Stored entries
════
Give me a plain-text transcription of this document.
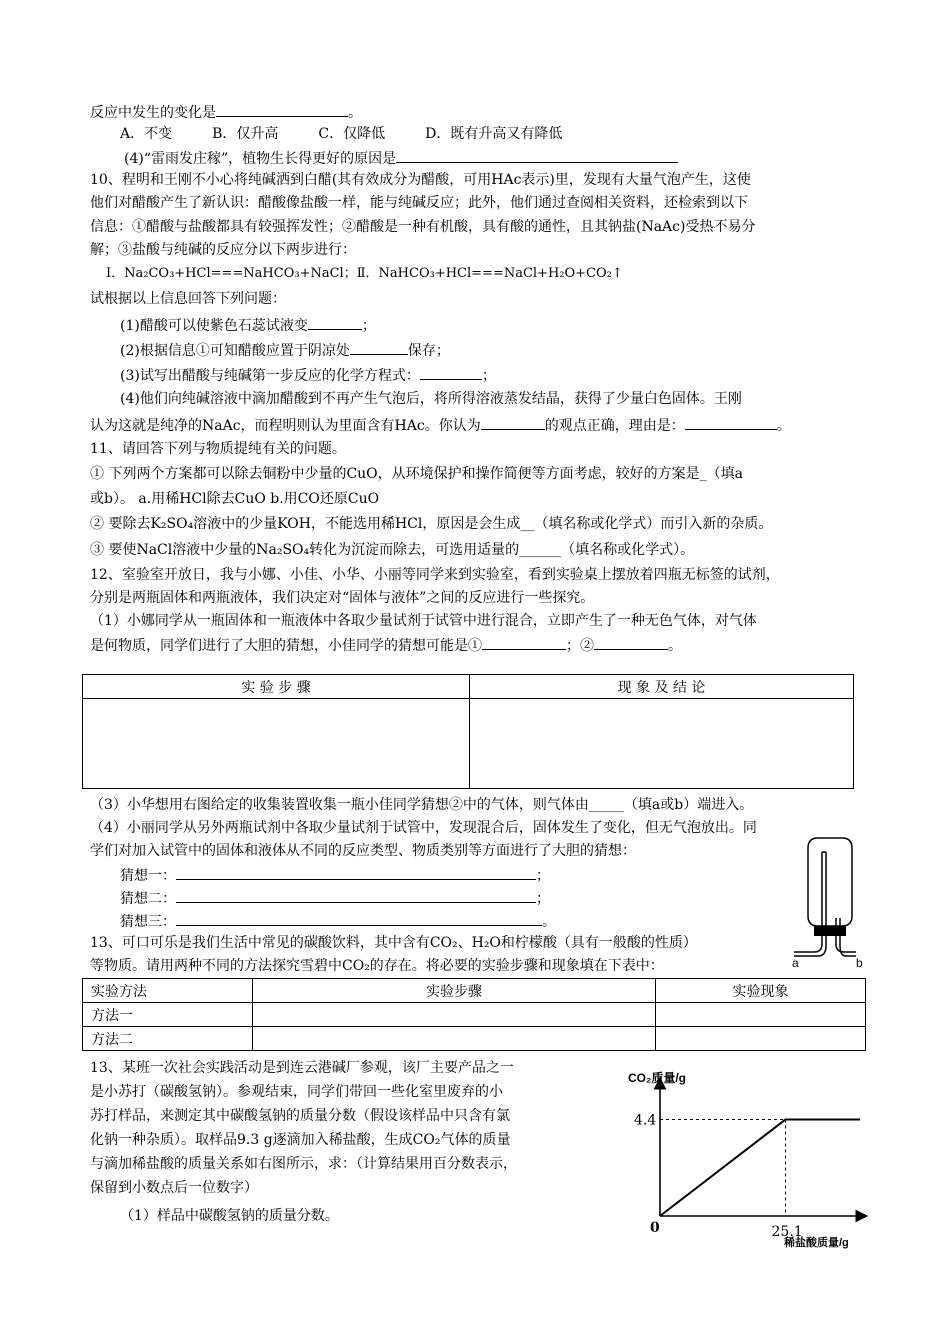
反应中发生的变化是	。
A．不变	B．仅升高	C．仅降低	D．既有升高又有降低
(4)“雷雨发庄稼”，植物生长得更好的原因是
10、程明和王刚不小心将纯碱洒到白醋(其有效成分为醋酸，可用HAc表示)里，发现有大量气泡产生，这使
他们对醋酸产生了新认识：醋酸像盐酸一样，能与纯碱反应；此外，他们通过查阅相关资料，还检索到以下
信息：①醋酸与盐酸都具有较强挥发性；②醋酸是一种有机酸，具有酸的通性，且其钠盐(NaAc)受热不易分
解；③盐酸与纯碱的反应分以下两步进行：
Ⅰ．Na₂CO₃+HCl===NaHCO₃+NaCl；Ⅱ．NaHCO₃+HCl===NaCl+H₂O+CO₂↑
试根据以上信息回答下列问题：
(1)醋酸可以使紫色石蕊试液变	；
(2)根据信息①可知醋酸应置于阴凉处	保存；
(3)试写出醋酸与纯碱第一步反应的化学方程式：	；
(4)他们向纯碱溶液中滴加醋酸到不再产生气泡后，将所得溶液蒸发结晶，获得了少量白色固体。王刚
认为这就是纯净的NaAc，而程明则认为里面含有HAc。你认为	的观点正确，理由是：	。
11、请回答下列与物质提纯有关的问题。
① 下列两个方案都可以除去铜粉中少量的CuO，从环境保护和操作简便等方面考虑，较好的方案是_（填a
或b）。 a.用稀HCl除去CuO b.用CO还原CuO
② 要除去K₂SO₄溶液中的少量KOH，不能选用稀HCl，原因是会生成__（填名称或化学式）而引入新的杂质。
③ 要使NaCl溶液中少量的Na₂SO₄转化为沉淀而除去，可选用适量的______（填名称或化学式）。
12、室验室开放日，我与小娜、小佳、小华、小丽等同学来到实验室，看到实验桌上摆放着四瓶无标签的试剂，
分别是两瓶固体和两瓶液体，我们决定对“固体与液体”之间的反应进行一些探究。
（1）小娜同学从一瓶固体和一瓶液体中各取少量试剂于试管中进行混合，立即产生了一种无色气体，对气体
是何物质，同学们进行了大胆的猜想，小佳同学的猜想可能是①	；②	。
实 验 步 骤	现 象 及 结 论

（3）小华想用右图给定的收集装置收集一瓶小佳同学猜想②中的气体，则气体由_____（填a或b）端进入。
（4）小丽同学从另外两瓶试剂中各取少量试剂于试管中，发现混合后，固体发生了变化，但无气泡放出。同
学们对加入试管中的固体和液体从不同的反应类型、物质类别等方面进行了大胆的猜想：
猜想一：	；
猜想二：	；
猜想三：	。
a	b
13、可口可乐是我们生活中常见的碳酸饮料，其中含有CO₂、H₂O和柠檬酸（具有一般酸的性质）
等物质。请用两种不同的方法探究雪碧中CO₂的存在。将必要的实验步骤和现象填在下表中：
实验方法	实验步骤	实验现象
方法一		
方法二		
13、某班一次社会实践活动是到连云港碱厂参观，该厂主要产品之一
是小苏打（碳酸氢钠）。参观结束，同学们带回一些化室里废弃的小
苏打样品，来测定其中碳酸氢钠的质量分数（假设该样品中只含有氯
化钠一种杂质）。取样品9.3 g逐滴加入稀盐酸，生成CO₂气体的质量
与滴加稀盐酸的质量关系如右图所示，求：（计算结果用百分数表示，
保留到小数点后一位数字）
（1）样品中碳酸氢钠的质量分数。
CO₂质量/g
稀盐酸质量/g
0
4.4
25.1
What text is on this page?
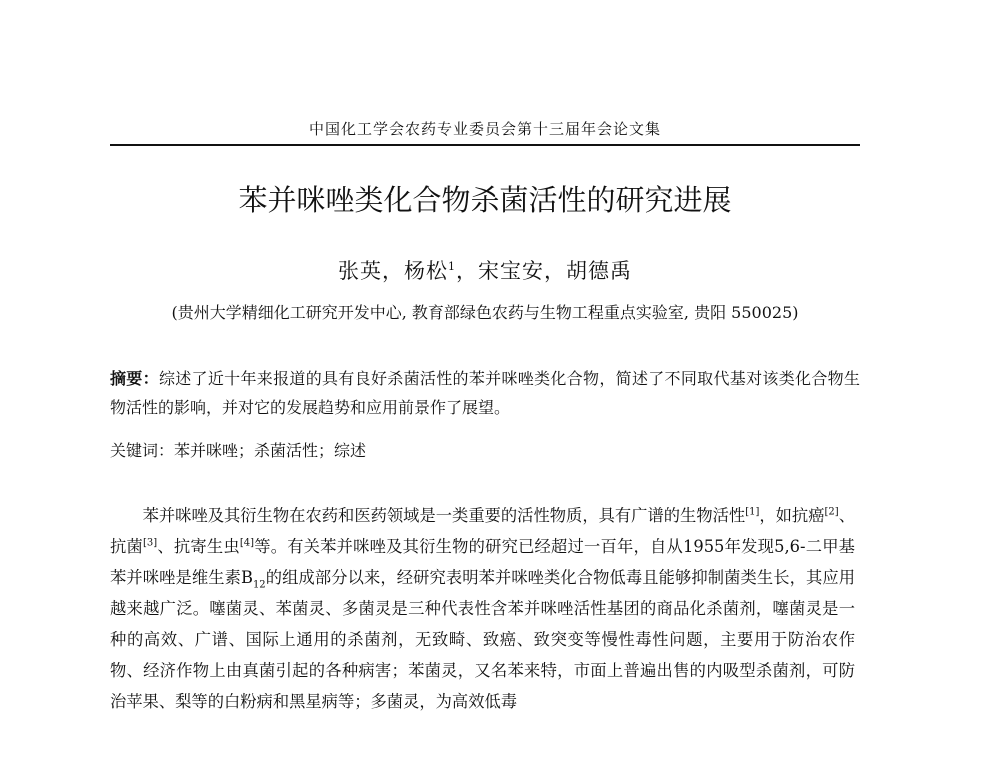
中国化工学会农药专业委员会第十三届年会论文集
苯并咪唑类化合物杀菌活性的研究进展
张英，杨松$^1$，宋宝安，胡德禹
(贵州大学精细化工研究开发中心, 教育部绿色农药与生物工程重点实验室, 贵阳 550025)
摘要：综述了近十年来报道的具有良好杀菌活性的苯并咪唑类化合物，简述了不同取代基对该类化合物生物活性的影响，并对它的发展趋势和应用前景作了展望。
关键词：苯并咪唑；杀菌活性；综述

苯并咪唑及其衍生物在农药和医药领域是一类重要的活性物质，具有广谱的生物活性[1]，如抗癌[2]、抗菌[3]、抗寄生虫[4]等。有关苯并咪唑及其衍生物的研究已经超过一百年，自从1955年发现5,6-二甲基苯并咪唑是维生素$B_{12}$的组成部分以来，经研究表明苯并咪唑类化合物低毒且能够抑制菌类生长，其应用越来越广泛。噻菌灵、苯菌灵、多菌灵是三种代表性含苯并咪唑活性基团的商品化杀菌剂，噻菌灵是一种的高效、广谱、国际上通用的杀菌剂，无致畸、致癌、致突变等慢性毒性问题，主要用于防治农作物、经济作物上由真菌引起的各种病害；苯菌灵，又名苯来特，市面上普遍出售的内吸型杀菌剂，可防治苹果、梨等的白粉病和黑星病等；多菌灵，为高效低毒
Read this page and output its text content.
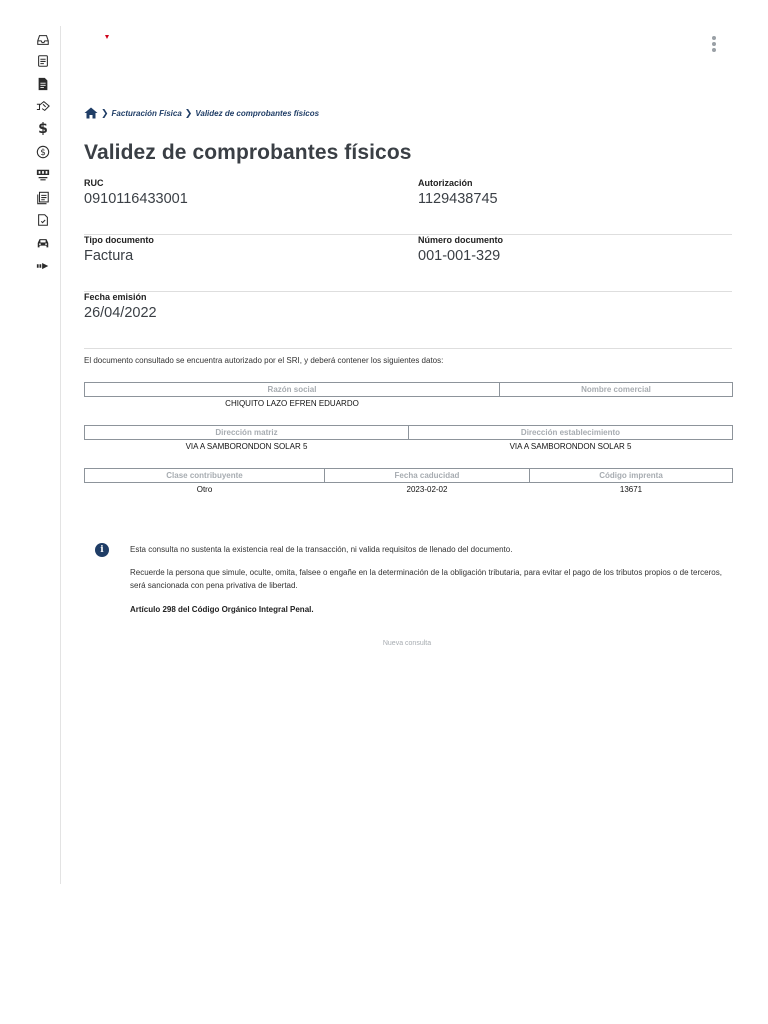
$
$
❯ Facturación Física ❯ Validez de comprobantes físicos
Validez de comprobantes físicos
RUC
0910116433001
Autorización
1129438745
Tipo documento
Factura
Número documento
001-001-329
Fecha emisión
26/04/2022
El documento consultado se encuentra autorizado por el SRI, y deberá contener los siguientes datos:
Razón social	Nombre comercial
CHIQUITO LAZO EFREN EDUARDO	
Dirección matriz	Dirección establecimiento
VIA A SAMBORONDON SOLAR 5	VIA A SAMBORONDON SOLAR 5
Clase contribuyente	Fecha caducidad	Código imprenta
Otro	2023-02-02	13671
i	Esta consulta no sustenta la existencia real de la transacción, ni valida requisitos de llenado del documento.

Recuerde la persona que simule, oculte, omita, falsee o engañe en la determinación de la obligación tributaria, para evitar el pago de los tributos propios o de terceros, será sancionada con pena privativa de libertad.

Artículo 298 del Código Orgánico Integral Penal.

Nueva consulta
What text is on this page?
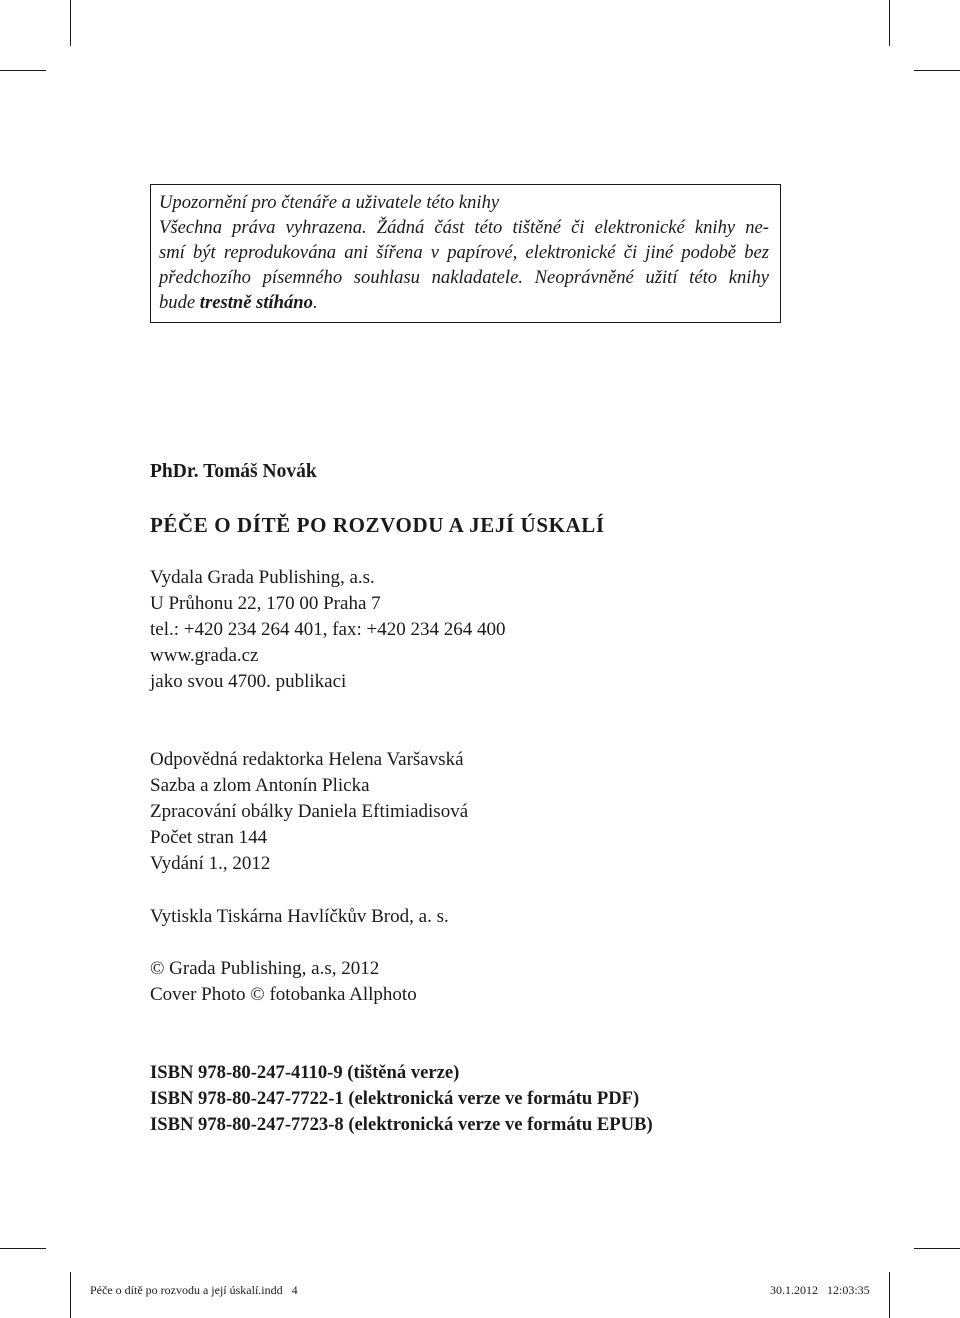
Upozornění pro čtenáře a uživatele této knihy
Všechna práva vyhrazena. Žádná část této tištěné či elektronické knihy ne-
smí být reprodukována ani šířena v papírové, elektronické či jiné podobě bez
předchozího písemného souhlasu nakladatele. Neoprávněné užití této knihy
bude trestně stíháno.
PhDr. Tomáš Novák
PÉČE O DÍTĚ PO ROZVODU A JEJÍ ÚSKALÍ
Vydala Grada Publishing, a.s.
U Průhonu 22, 170 00 Praha 7
tel.: +420 234 264 401, fax: +420 234 264 400
www.grada.cz
jako svou 4700. publikaci
Odpovědná redaktorka Helena Varšavská
Sazba a zlom Antonín Plicka
Zpracování obálky Daniela Eftimiadisová
Počet stran 144
Vydání 1., 2012
Vytiskla Tiskárna Havlíčkův Brod, a. s.
© Grada Publishing, a.s, 2012
Cover Photo © fotobanka Allphoto
ISBN 978-80-247-4110-9 (tištěná verze)
ISBN 978-80-247-7722-1 (elektronická verze ve formátu PDF)
ISBN 978-80-247-7723-8 (elektronická verze ve formátu EPUB)
Péče o dítě po rozvodu a její úskalí.indd   4	30.1.2012   12:03:35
════
Problem to work on ::
Pick out every line holding the string "knihy" and return it.

Task answer ::
Upozornění pro čtenáře a uživatele této knihy
Všechna práva vyhrazena. Žádná část této tištěné či elektronické knihy ne-
předchozího písemného souhlasu nakladatele. Neoprávněné užití této knihy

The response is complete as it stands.